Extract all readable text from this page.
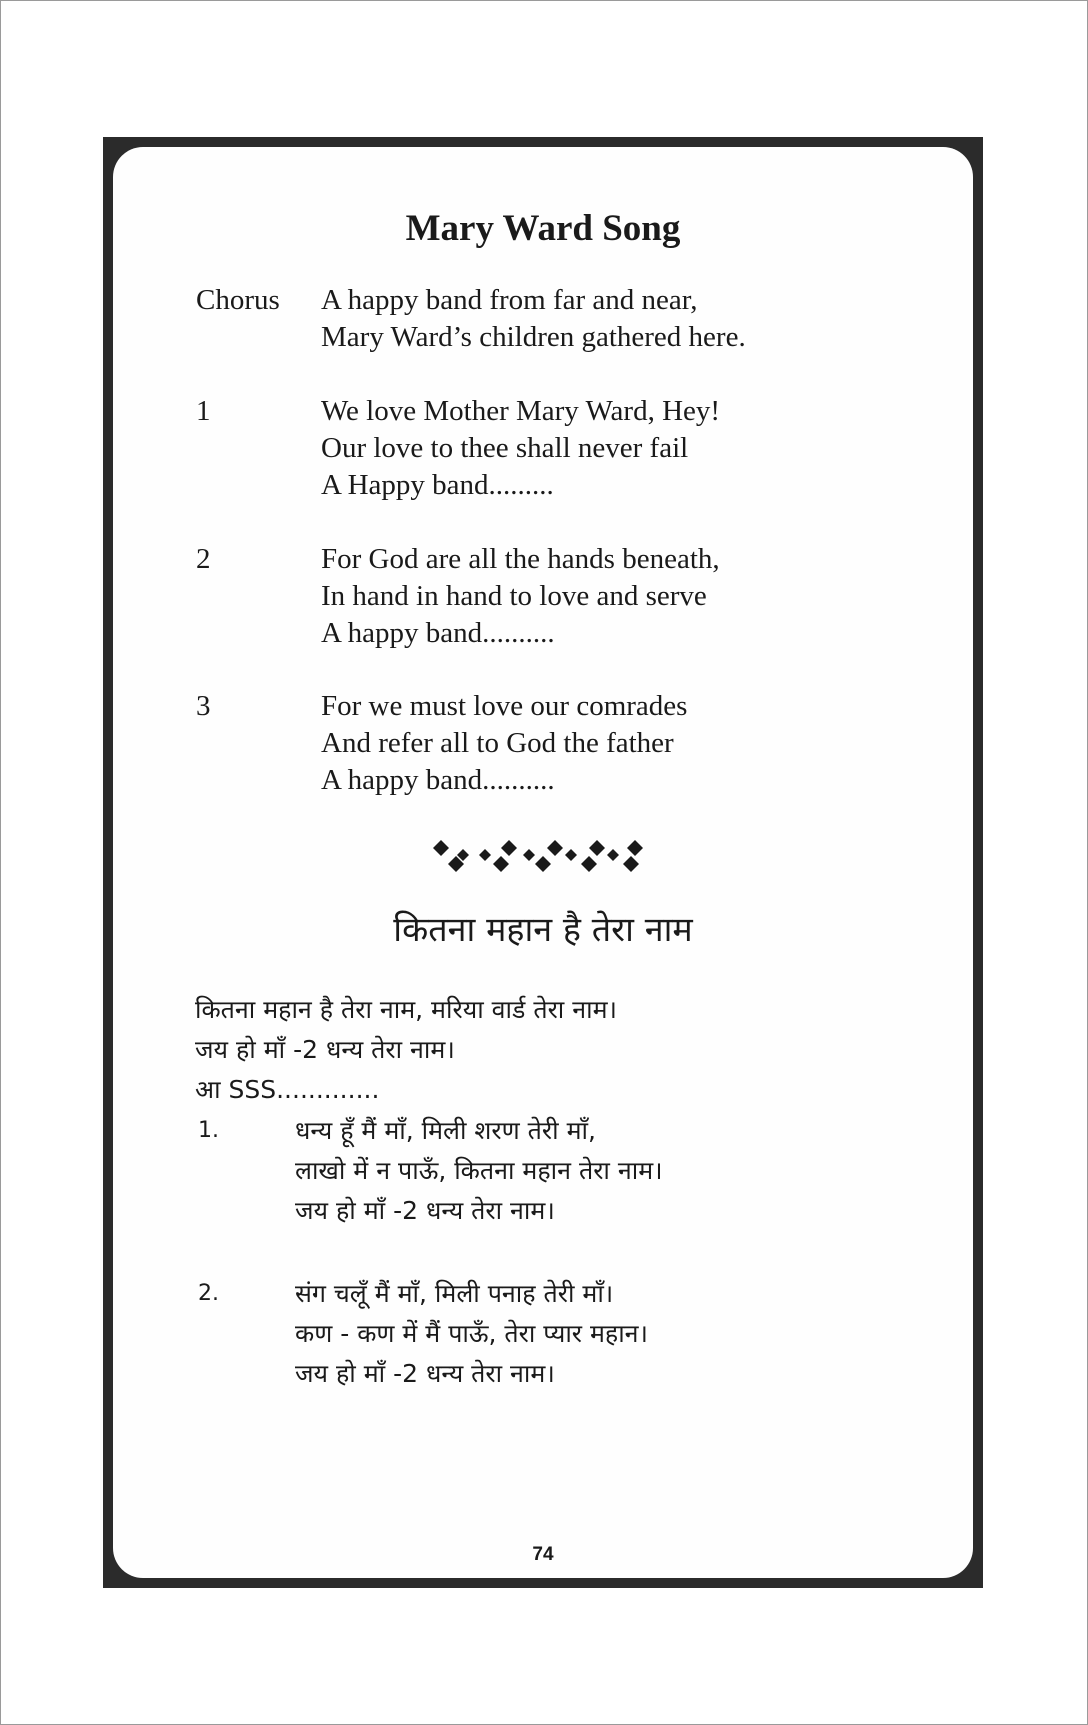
Mary Ward Song
Chorus	A happy band from far and near,
Mary Ward’s children gathered here.
1	We love Mother Mary Ward, Hey!
Our love to thee shall never fail
A Happy band.........
2	For God are all the hands beneath,
In hand in hand to love and serve
A happy band..........
3	For we must love our comrades
And refer all to God the father
A happy band..........
कितना महान है तेरा नाम
कितना महान है तेरा नाम, मरिया वार्ड तेरा नाम।
जय हो माँ -2 धन्य तेरा नाम।
आ SSS.............
1.	धन्य हूँ मैं माँ, मिली शरण तेरी माँ,
लाखो में न पाऊँ, कितना महान तेरा नाम।
जय हो माँ -2 धन्य तेरा नाम।
2.	संग चलूँ मैं माँ, मिली पनाह तेरी माँ।
कण - कण में मैं पाऊँ, तेरा प्यार महान।
जय हो माँ -2 धन्य तेरा नाम।
74
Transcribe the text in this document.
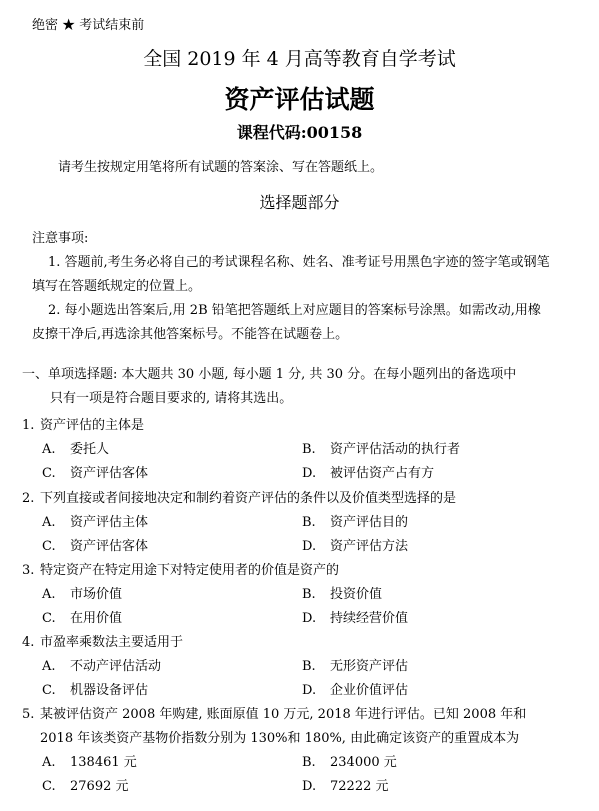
绝密 ★ 考试结束前
全国 2019 年 4 月高等教育自学考试
资产评估试题
课程代码:00158
请考生按规定用笔将所有试题的答案涂、写在答题纸上。
选择题部分
注意事项:
1. 答题前,考生务必将自己的考试课程名称、姓名、准考证号用黑色字迹的签字笔或钢笔
填写在答题纸规定的位置上。
2. 每小题选出答案后,用 2B 铅笔把答题纸上对应题目的答案标号涂黑。如需改动,用橡
皮擦干净后,再选涂其他答案标号。不能答在试题卷上。
一、单项选择题: 本大题共 30 小题, 每小题 1 分, 共 30 分。在每小题列出的备选项中
只有一项是符合题目要求的, 请将其选出。
1. 资产评估的主体是
A. 委托人	B. 资产评估活动的执行者
C. 资产评估客体	D. 被评估资产占有方
2. 下列直接或者间接地决定和制约着资产评估的条件以及价值类型选择的是
A. 资产评估主体	B. 资产评估目的
C. 资产评估客体	D. 资产评估方法
3. 特定资产在特定用途下对特定使用者的价值是资产的
A. 市场价值	B. 投资价值
C. 在用价值	D. 持续经营价值
4. 市盈率乘数法主要适用于
A. 不动产评估活动	B. 无形资产评估
C. 机器设备评估	D. 企业价值评估
5. 某被评估资产 2008 年购建, 账面原值 10 万元, 2018 年进行评估。已知 2008 年和
2018 年该类资产基物价指数分别为 130%和 180%, 由此确定该资产的重置成本为
A. 138461 元	B. 234000 元
C. 27692 元	D. 72222 元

◇ ◇ ◇

THE PROBLEM
Using the records above, output their complete text exactly, minus any images.

OUTPUT BELOW
Extract all readable text from this page.
Mary Ward Song
Chorus	A happy band from far and near,
Mary Ward’s children gathered here.
1	We love Mother Mary Ward, Hey!
Our love to thee shall never fail
A Happy band.........
2	For God are all the hands beneath,
In hand in hand to love and serve
A happy band..........
3	For we must love our comrades
And refer all to God the father
A happy band..........
कितना महान है तेरा नाम
कितना महान है तेरा नाम, मरिया वार्ड तेरा नाम।
जय हो माँ -2 धन्य तेरा नाम।
आ SSS.............
1.	धन्य हूँ मैं माँ, मिली शरण तेरी माँ,
लाखो में न पाऊँ, कितना महान तेरा नाम।
जय हो माँ -2 धन्य तेरा नाम।
2.	संग चलूँ मैं माँ, मिली पनाह तेरी माँ।
कण - कण में मैं पाऊँ, तेरा प्यार महान।
जय हो माँ -2 धन्य तेरा नाम।
74
Transcribe the text in this document.
绝密 ★ 考试结束前
全国 2019 年 4 月高等教育自学考试
资产评估试题
课程代码:00158
请考生按规定用笔将所有试题的答案涂、写在答题纸上。
选择题部分
注意事项:
1. 答题前,考生务必将自己的考试课程名称、姓名、准考证号用黑色字迹的签字笔或钢笔
填写在答题纸规定的位置上。
2. 每小题选出答案后,用 2B 铅笔把答题纸上对应题目的答案标号涂黑。如需改动,用橡
皮擦干净后,再选涂其他答案标号。不能答在试题卷上。
一、单项选择题: 本大题共 30 小题, 每小题 1 分, 共 30 分。在每小题列出的备选项中
只有一项是符合题目要求的, 请将其选出。
1. 资产评估的主体是
A. 委托人	B. 资产评估活动的执行者
C. 资产评估客体	D. 被评估资产占有方
2. 下列直接或者间接地决定和制约着资产评估的条件以及价值类型选择的是
A. 资产评估主体	B. 资产评估目的
C. 资产评估客体	D. 资产评估方法
3. 特定资产在特定用途下对特定使用者的价值是资产的
A. 市场价值	B. 投资价值
C. 在用价值	D. 持续经营价值
4. 市盈率乘数法主要适用于
A. 不动产评估活动	B. 无形资产评估
C. 机器设备评估	D. 企业价值评估
5. 某被评估资产 2008 年购建, 账面原值 10 万元, 2018 年进行评估。已知 2008 年和
2018 年该类资产基物价指数分别为 130%和 180%, 由此确定该资产的重置成本为
A. 138461 元	B. 234000 元
C. 27692 元	D. 72222 元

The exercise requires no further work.